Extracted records
______________________________
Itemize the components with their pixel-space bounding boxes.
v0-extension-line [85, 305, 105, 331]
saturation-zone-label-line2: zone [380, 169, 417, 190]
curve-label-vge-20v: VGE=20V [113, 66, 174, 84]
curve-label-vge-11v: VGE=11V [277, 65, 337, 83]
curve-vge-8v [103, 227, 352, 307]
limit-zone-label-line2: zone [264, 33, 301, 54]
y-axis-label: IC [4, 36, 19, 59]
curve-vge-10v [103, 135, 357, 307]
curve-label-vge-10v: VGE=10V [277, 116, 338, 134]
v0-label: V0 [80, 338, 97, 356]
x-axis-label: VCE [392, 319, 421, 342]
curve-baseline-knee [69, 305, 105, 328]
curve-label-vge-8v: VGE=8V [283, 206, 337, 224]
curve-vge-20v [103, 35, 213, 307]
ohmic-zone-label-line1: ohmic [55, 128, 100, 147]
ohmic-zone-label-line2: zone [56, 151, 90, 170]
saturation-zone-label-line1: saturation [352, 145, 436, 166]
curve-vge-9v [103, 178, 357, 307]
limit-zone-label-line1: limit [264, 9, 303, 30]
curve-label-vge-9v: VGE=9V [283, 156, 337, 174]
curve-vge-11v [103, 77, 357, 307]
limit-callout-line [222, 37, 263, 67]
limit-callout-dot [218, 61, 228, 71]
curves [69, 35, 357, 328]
______________________________
Rewrite the records from the start through the line with "curve-vge-20v [103, 35, 213, 307]", changing "baseline-knee" to "baseline-bend" and leaving everything else as it is.

Solved problem:
Itemize the components with their pixel-space bounding boxes.
v0-extension-line [85, 305, 105, 331]
saturation-zone-label-line2: zone [380, 169, 417, 190]
curve-label-vge-20v: VGE=20V [113, 66, 174, 84]
curve-label-vge-11v: VGE=11V [277, 65, 337, 83]
curve-vge-8v [103, 227, 352, 307]
limit-zone-label-line2: zone [264, 33, 301, 54]
y-axis-label: IC [4, 36, 19, 59]
curve-vge-10v [103, 135, 357, 307]
curve-label-vge-10v: VGE=10V [277, 116, 338, 134]
v0-label: V0 [80, 338, 97, 356]
x-axis-label: VCE [392, 319, 421, 342]
curve-baseline-bend [69, 305, 105, 328]
curve-label-vge-8v: VGE=8V [283, 206, 337, 224]
curve-vge-20v [103, 35, 213, 307]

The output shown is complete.